>> start INFORMATION PROVIDED

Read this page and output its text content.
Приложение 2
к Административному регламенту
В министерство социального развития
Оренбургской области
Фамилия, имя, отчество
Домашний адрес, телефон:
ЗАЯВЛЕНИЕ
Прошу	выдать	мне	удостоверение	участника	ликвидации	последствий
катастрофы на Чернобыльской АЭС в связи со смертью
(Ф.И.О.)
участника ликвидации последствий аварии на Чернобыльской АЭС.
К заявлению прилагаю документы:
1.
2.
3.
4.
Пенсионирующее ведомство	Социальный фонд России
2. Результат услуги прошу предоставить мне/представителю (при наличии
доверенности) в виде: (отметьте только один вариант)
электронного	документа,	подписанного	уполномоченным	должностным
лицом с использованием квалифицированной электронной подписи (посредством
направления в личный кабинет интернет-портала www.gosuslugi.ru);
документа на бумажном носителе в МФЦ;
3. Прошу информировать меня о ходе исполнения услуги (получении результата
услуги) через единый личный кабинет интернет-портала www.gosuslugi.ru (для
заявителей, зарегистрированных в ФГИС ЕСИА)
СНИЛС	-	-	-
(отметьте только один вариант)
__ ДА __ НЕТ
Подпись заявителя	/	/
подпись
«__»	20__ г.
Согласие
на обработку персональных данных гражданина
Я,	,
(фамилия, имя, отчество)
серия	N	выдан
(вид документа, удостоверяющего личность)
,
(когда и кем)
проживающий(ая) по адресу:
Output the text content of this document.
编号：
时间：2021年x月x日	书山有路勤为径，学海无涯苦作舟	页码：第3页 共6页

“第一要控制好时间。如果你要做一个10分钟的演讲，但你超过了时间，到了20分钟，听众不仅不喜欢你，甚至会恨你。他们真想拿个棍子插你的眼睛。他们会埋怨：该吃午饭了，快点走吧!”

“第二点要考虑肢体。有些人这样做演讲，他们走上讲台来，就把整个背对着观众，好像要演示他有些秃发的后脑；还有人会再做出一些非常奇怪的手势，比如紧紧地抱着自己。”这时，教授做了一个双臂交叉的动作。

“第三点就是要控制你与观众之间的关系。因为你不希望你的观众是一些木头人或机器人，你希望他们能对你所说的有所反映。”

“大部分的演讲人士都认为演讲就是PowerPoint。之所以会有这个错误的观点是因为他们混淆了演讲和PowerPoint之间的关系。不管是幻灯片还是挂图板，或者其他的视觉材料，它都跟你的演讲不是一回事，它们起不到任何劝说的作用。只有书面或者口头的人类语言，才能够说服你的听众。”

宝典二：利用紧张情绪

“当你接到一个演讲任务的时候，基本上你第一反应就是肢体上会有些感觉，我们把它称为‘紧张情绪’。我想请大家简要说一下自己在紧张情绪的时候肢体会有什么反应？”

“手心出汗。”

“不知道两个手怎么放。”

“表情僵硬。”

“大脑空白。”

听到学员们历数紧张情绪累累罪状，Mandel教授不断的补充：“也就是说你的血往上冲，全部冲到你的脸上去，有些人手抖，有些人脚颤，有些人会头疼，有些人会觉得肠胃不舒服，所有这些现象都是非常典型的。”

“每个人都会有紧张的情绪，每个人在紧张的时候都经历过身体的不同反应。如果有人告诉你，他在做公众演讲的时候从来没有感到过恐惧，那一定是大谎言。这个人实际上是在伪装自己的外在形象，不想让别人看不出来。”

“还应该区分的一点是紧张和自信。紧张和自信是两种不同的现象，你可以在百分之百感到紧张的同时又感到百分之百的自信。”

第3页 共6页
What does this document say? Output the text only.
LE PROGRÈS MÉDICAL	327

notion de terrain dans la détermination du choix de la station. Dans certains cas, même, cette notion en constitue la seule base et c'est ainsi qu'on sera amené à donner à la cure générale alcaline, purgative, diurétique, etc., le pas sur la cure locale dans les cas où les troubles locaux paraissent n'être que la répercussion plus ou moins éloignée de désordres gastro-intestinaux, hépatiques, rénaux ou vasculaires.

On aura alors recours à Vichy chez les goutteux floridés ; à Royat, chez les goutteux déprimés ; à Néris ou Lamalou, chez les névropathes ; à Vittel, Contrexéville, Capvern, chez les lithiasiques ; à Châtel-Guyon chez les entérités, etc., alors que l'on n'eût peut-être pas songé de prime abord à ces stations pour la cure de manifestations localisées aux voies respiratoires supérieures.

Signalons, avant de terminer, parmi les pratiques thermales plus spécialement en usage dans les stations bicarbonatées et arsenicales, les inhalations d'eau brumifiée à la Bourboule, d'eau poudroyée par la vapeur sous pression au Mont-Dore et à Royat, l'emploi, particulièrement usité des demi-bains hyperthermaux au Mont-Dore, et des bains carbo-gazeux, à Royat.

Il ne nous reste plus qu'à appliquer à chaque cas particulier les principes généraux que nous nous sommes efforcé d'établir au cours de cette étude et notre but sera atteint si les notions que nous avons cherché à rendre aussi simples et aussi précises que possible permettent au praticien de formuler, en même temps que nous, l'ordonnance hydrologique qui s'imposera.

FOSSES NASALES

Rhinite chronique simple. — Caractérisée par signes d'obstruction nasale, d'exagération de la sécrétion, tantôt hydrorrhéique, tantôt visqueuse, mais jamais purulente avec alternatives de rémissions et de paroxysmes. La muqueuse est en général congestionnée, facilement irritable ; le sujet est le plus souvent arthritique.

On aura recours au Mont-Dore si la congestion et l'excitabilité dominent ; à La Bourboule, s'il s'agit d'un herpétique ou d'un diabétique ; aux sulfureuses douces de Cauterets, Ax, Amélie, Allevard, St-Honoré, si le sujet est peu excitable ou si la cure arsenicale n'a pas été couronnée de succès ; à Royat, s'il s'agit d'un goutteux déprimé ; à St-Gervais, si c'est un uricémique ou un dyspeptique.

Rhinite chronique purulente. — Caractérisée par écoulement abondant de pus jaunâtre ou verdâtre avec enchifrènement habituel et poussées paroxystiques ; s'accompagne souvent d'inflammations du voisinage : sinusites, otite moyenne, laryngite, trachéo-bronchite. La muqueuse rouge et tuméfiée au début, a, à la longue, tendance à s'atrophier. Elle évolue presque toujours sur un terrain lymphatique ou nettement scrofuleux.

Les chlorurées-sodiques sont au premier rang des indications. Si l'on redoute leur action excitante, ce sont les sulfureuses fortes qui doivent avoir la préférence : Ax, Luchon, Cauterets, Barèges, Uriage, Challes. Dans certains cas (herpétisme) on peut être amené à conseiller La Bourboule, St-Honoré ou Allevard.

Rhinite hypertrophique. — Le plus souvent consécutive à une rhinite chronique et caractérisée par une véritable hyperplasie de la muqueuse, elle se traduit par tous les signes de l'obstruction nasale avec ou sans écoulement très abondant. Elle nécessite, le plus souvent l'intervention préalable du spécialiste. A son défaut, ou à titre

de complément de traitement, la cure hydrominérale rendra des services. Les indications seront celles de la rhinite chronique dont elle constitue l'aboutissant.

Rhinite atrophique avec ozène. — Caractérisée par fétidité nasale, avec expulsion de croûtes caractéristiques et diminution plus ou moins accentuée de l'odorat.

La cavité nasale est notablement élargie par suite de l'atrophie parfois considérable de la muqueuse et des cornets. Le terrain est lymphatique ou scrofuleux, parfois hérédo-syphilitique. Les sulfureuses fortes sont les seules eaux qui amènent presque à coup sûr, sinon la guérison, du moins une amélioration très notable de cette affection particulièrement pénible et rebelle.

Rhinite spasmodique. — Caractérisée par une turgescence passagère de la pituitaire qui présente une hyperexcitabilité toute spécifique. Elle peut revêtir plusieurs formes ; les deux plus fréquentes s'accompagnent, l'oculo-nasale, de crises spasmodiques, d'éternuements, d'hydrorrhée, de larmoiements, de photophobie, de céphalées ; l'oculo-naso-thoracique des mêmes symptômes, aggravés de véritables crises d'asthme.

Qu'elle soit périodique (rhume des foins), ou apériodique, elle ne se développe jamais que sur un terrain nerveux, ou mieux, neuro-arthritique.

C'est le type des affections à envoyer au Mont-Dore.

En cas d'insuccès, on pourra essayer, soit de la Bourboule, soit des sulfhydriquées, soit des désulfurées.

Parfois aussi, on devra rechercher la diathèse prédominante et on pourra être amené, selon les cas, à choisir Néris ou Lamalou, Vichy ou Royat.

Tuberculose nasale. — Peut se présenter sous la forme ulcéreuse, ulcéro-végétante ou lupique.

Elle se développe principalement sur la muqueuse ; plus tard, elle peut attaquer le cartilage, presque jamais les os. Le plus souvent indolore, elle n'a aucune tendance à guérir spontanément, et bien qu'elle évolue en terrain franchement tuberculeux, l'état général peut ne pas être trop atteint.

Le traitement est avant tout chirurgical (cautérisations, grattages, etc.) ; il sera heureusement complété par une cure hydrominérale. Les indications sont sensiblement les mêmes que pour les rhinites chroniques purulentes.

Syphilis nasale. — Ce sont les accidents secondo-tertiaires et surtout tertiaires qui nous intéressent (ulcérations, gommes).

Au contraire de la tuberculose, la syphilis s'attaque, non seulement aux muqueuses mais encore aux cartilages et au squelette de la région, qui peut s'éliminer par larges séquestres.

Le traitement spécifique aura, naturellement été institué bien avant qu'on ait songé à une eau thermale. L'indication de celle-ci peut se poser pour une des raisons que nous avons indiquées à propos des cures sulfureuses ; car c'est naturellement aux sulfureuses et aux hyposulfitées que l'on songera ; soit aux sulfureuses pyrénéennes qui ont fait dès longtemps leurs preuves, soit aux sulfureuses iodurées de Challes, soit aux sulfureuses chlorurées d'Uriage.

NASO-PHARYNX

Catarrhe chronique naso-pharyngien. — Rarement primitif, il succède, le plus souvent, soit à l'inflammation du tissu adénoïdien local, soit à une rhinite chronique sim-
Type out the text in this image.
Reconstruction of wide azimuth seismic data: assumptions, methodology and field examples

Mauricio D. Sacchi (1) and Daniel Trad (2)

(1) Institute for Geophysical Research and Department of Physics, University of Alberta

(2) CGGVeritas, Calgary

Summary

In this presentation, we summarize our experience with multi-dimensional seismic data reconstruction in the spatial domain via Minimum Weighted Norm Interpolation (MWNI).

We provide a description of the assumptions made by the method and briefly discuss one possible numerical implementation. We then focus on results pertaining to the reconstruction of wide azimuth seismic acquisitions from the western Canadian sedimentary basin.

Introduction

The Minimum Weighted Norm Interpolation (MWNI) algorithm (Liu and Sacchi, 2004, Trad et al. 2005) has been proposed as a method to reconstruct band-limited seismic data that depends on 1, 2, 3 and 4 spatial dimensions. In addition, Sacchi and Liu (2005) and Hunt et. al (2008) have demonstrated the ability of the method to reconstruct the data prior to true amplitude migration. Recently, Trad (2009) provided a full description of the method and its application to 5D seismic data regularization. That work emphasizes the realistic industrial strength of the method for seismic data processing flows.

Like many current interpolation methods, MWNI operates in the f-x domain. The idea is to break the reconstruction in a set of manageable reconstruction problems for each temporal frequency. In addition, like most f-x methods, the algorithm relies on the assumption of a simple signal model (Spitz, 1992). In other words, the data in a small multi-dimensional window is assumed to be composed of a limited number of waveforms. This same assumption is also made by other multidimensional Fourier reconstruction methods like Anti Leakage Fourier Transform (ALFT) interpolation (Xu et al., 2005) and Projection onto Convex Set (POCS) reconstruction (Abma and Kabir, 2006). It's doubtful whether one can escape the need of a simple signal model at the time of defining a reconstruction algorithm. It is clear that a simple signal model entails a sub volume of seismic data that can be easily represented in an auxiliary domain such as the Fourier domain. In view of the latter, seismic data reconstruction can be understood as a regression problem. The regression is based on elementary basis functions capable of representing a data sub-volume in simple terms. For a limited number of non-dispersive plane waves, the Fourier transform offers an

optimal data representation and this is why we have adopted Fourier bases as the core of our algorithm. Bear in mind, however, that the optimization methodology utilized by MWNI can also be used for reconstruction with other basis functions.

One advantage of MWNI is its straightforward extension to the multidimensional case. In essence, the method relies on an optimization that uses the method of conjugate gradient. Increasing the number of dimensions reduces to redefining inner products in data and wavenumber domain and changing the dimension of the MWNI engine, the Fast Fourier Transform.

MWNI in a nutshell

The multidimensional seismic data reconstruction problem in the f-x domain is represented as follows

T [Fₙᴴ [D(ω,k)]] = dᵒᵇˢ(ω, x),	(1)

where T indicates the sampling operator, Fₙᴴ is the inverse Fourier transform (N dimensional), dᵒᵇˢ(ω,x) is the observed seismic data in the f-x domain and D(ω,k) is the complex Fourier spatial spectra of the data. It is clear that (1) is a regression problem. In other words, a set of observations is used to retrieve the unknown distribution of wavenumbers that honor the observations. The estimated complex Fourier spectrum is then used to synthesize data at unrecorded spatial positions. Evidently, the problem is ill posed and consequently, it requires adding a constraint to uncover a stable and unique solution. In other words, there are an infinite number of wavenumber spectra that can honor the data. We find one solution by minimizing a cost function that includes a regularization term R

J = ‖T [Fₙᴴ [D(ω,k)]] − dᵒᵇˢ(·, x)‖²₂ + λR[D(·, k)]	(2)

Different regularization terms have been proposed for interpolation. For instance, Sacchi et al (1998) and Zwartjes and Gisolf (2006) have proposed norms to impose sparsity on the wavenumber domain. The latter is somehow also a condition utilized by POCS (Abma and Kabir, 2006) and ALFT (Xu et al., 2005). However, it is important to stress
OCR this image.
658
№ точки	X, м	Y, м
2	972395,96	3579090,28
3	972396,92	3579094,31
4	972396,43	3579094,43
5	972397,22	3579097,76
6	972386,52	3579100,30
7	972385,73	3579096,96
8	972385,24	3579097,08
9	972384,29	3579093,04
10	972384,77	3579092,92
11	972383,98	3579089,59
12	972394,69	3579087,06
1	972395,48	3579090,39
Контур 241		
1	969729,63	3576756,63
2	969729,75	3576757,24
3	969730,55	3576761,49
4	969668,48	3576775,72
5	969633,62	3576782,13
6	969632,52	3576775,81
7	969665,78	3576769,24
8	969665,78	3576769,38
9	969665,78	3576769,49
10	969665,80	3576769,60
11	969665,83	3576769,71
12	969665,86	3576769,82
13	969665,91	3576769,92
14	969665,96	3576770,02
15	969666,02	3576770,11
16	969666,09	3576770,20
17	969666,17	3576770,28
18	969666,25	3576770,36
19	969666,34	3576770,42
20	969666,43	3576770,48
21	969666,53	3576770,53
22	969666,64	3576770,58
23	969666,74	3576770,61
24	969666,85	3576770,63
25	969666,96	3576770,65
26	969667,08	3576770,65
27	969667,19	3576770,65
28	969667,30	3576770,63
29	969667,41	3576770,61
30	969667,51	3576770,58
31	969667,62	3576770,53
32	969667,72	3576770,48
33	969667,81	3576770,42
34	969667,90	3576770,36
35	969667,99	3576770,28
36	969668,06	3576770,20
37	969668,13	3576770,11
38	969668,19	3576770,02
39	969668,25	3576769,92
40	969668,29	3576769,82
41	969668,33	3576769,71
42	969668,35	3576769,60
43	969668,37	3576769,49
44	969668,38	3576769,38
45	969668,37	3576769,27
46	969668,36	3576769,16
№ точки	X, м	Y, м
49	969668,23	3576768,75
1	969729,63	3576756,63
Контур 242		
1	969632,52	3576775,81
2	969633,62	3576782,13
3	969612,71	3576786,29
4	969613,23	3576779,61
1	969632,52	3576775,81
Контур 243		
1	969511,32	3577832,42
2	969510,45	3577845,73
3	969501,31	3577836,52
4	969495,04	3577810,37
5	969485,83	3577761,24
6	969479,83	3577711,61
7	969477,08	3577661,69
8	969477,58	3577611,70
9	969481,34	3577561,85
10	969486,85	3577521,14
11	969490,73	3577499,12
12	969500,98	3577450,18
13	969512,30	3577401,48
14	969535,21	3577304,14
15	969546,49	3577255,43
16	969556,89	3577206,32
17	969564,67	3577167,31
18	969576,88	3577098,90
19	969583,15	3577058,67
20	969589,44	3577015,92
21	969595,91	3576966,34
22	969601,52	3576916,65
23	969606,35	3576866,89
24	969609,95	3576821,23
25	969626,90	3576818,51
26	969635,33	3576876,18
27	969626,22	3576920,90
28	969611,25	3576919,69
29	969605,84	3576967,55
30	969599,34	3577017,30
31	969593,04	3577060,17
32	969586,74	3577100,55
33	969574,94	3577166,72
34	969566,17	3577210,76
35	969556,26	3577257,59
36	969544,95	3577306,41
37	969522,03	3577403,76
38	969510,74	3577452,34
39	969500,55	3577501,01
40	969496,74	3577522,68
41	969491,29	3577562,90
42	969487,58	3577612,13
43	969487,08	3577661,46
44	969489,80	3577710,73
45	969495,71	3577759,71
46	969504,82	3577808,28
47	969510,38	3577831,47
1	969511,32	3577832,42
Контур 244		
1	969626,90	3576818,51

>> end INFORMATION PROVIDED

* **WORK INSTRUCTIONS**
Reply with one number: the count of lines in the entries that include the word "jamais".

* **SOLUTION TO THIS PROBLEM**
3